Extracted text:
╔══

ACPs are an extensive family of small (70-80 residues) acidic proteins modified by covalent attachment of 4'-phosphopantetheine to a centrally located serine residue. ACPs carry acyl groups via thioester linkage to the 4'-phosphopantetheine sulfhydryl group and were first demonstrated to function in the fatty acid synthetic pathways of bacteria and plants (reviewed in Refs. 9 and 10). Subsequently, the ACPs of fatty acid synthesis have been shown to act as acyl donors in the synthesis of phospholipids (9), lipid A (11), the acylated homoserine lactone signaling molecules of bacteria (12), and in the activation of bacterial toxins (13). Other ACPs function in the synthesis of polyketide (14) and polypeptide antibiotics (15), cell wall polymers (16), and compounds regulating bacteria-plant interactions (17).

The reaction we report not only provides a new role in central metabolism for ACP but is an unusual reaction in that an enzyme cofactor (lipoic acid) is first bound by thioester linkage to another cofactor, 4'-phosphopantetheine, the covalently attached prosthetic group of acyl carrier protein. This lipoyl-ACP is then used to donate lipoic acid to the enzyme subunits of PDC, KGDC, and GCV. An alternate way of viewing the reaction is that lipoic acid is transferred from one protein to another. We have also demonstrated the presence of this new lipoate transferase (the formal name is lipoyl-[acyl-carrier-protein]-protein N-lipoyltransferase) in mitochondria of both plant and fungi thus providing a physiological role for the ACPs reported in mitochondria of mammals (18), plants (19-21), and fungi (19, 22, 23).

╚══

Dataset:

╔══

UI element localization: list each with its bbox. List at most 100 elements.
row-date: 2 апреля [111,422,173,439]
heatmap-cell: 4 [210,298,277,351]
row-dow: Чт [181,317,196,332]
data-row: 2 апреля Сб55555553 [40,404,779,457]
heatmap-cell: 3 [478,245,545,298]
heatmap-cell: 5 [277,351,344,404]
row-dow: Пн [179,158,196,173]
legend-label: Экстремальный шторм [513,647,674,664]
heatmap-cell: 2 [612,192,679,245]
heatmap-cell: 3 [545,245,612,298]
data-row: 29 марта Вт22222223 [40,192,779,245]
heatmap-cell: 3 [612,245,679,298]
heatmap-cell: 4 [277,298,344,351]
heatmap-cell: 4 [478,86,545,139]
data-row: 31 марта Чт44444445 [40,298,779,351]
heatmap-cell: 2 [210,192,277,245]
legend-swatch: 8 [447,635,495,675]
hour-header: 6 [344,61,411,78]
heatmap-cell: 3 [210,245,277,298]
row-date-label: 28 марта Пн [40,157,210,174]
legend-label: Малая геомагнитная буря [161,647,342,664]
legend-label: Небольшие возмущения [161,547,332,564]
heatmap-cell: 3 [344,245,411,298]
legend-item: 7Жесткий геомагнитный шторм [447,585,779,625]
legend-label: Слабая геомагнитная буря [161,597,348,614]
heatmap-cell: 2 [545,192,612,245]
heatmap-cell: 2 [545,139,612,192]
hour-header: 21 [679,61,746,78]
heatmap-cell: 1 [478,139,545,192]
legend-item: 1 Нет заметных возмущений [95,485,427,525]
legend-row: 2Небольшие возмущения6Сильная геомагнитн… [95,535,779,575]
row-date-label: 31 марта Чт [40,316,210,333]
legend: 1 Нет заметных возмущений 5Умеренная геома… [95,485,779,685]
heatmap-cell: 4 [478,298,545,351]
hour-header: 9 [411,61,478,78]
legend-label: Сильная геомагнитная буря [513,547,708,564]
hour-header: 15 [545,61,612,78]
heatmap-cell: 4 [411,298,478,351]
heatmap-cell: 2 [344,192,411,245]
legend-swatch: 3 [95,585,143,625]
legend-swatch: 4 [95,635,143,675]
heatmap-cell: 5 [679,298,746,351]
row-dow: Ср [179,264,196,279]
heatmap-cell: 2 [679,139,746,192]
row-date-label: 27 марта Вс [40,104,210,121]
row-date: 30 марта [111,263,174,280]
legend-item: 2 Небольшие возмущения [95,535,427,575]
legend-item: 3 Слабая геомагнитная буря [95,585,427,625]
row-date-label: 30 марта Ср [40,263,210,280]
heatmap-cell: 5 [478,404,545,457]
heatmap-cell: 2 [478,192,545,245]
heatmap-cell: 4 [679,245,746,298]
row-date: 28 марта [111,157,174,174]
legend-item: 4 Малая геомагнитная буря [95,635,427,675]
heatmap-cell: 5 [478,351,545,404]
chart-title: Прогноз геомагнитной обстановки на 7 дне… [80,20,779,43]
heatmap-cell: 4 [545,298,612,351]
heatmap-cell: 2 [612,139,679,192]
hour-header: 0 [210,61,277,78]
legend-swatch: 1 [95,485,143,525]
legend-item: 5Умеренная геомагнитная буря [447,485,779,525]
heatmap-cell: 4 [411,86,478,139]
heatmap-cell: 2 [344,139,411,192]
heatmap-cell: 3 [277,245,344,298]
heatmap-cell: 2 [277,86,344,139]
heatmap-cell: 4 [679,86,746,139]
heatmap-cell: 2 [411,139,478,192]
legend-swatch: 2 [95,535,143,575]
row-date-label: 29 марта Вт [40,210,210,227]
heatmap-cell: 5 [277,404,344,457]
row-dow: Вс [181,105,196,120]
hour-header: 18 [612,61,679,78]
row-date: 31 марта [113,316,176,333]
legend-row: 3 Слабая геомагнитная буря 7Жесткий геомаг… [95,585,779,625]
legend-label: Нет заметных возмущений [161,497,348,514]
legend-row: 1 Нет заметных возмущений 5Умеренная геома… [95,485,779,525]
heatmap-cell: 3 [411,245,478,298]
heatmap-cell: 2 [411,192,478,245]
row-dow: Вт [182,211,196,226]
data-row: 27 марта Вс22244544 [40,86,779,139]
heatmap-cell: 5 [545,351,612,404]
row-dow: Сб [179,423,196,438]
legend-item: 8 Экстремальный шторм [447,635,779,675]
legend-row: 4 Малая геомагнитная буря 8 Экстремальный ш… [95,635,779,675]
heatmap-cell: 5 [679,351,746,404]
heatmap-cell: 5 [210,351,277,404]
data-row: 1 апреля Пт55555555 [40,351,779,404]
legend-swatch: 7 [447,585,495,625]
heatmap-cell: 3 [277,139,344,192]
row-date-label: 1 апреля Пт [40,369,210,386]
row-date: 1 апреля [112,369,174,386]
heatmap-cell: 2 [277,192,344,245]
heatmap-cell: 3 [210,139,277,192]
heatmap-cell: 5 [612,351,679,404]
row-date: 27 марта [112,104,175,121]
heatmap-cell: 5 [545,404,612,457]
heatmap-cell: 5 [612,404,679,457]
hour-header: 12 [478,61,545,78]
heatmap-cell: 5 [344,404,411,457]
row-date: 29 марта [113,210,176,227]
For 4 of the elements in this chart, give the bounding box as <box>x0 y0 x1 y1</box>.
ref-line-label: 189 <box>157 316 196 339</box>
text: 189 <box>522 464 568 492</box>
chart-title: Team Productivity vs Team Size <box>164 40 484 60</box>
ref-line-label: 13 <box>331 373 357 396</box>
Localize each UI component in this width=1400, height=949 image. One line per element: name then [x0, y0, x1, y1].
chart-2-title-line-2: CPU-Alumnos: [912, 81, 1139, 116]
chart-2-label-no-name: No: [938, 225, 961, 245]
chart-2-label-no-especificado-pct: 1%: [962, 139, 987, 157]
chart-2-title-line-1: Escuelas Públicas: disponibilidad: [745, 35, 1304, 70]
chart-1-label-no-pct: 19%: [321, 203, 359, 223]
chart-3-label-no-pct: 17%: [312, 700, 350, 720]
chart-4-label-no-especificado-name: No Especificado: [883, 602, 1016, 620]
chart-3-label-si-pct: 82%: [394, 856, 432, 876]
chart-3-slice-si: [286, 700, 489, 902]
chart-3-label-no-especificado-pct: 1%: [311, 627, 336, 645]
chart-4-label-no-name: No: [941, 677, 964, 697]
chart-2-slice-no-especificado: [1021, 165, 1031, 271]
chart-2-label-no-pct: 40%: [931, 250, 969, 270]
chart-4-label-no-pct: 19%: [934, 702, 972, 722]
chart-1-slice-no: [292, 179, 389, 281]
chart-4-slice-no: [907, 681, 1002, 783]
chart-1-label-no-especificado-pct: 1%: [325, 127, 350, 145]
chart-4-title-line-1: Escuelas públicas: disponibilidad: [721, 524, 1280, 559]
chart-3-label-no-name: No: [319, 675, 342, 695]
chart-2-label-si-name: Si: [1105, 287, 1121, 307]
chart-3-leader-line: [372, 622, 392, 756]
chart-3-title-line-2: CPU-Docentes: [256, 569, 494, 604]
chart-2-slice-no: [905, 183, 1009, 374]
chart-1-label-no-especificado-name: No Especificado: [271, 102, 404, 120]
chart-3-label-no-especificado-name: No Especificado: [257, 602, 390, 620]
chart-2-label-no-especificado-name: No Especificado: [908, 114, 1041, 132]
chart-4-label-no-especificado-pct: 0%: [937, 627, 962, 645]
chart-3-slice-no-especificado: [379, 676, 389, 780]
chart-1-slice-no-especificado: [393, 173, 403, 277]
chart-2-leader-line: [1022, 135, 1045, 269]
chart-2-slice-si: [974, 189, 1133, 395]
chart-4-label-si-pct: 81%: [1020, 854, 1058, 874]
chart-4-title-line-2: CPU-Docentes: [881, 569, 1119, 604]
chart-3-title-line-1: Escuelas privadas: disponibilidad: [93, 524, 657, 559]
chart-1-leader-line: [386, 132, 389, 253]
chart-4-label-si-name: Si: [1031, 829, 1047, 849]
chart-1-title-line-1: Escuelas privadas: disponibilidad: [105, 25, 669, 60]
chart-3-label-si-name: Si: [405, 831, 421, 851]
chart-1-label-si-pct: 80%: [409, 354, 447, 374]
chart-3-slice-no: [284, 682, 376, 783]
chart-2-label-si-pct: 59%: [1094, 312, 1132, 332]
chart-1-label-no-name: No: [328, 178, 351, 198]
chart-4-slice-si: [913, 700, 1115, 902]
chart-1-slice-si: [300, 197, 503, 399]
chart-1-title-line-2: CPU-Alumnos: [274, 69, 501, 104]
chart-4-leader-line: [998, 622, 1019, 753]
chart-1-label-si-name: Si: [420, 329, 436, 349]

╚══

Exercise tasks:
1 – Reproduce a portion of the passage on acyl carrier proteins verbatim, beginning at the words "The reaction we" and stopping after "(19, 22, 23).".
2 – According to the passage on acyl carrier proteins, what is the formal name of the new lipoate transferase?
3 – Carry on the passage on acyl carrier proteins from the point at which it ends.
None of the data is required for this work.

Results:
1 –
The reaction we report not only provides a new role in central metabolism for ACP but is an unusual reaction in that an enzyme cofactor (lipoic acid) is first bound by thioester linkage to another cofactor, 4'-phosphopantetheine, the covalently attached prosthetic group of acyl carrier protein. This lipoyl-ACP is then used to donate lipoic acid to the enzyme subunits of PDC, KGDC, and GCV. An alternate way of viewing the reaction is that lipoic acid is transferred from one protein to another. We have also demonstrated the presence of this new lipoate transferase (the formal name is lipoyl-[acyl-carrier-protein]-protein N-lipoyltransferase) in mitochondria of both plant and fungi thus providing a physiological role for the ACPs reported in mitochondria of mammals (18), plants (19-21), and fungi (19, 22, 23).

2 – Lipoyl-[acyl-carrier-protein]-protein N-lipoyltransferase.

3 –
EXPERIMENTAL PROCEDURES

Bacterial Strains

The E. coli K-12 strains used were derived from JK1 (a spontaneous rpsL mutant of the wild type strain, W3110) by P1vir transductions with selection for internal or closely linked antibiotic resistance determinants. The mutant alleles used are all null alleles (deletions or transposon insertions) (6, 7). SWJ39 (lplA) is a tetracycline-sensitive (24) derivative of TM134 (lplA::tet) and was transduced with a P1vir stock grown on TM122 to give strain SWJ43 (lplA Delta (aroP-aceF) zca::Tn10). Strain TM122 (Delta (aroP-aceEF) zca::Tn10) and strain SWJ43 were transduced with a P1vir stock grown on KER184 to give strain SWJ46 (lipB::kan Delta (aroP-aceF) zca::Tn10) and strain SWJ58 (lplA lipB Delta (aroP-aceF) zca::Tn10). Strains TM134 (lplA::tet), KER184 (lipB::kan), and TM136 (lplA::tet lipB::kan) were described previously (6, 7).

Purification of ApoPDC/KGDC

A mixture of the apo (unmodified) PDC and KGDC complexes was purified from E. coli strain TM136 (lplA::Tn10 lipB::Tn1000dkan) grown on glucose minimal medium supplemented with acetate and succinate (6). This strain lacks the ability to attach either lipoate or octanoate to protein, and thus the PDC and KGDC from this strain are not lipoylated and lack activity (6). The mixed enzyme complexes were purified by differential centrifugation (25). When fully lipoylated in vitro the complexes had specific activities of 1.5 and 8.1 units/mg in the PDC and KGDC assays, respectively, where 1 unit is defined as the activity required to reduce 1 µmol of 3-acetylpyridine adenine dinucleotide/min at 25 °C.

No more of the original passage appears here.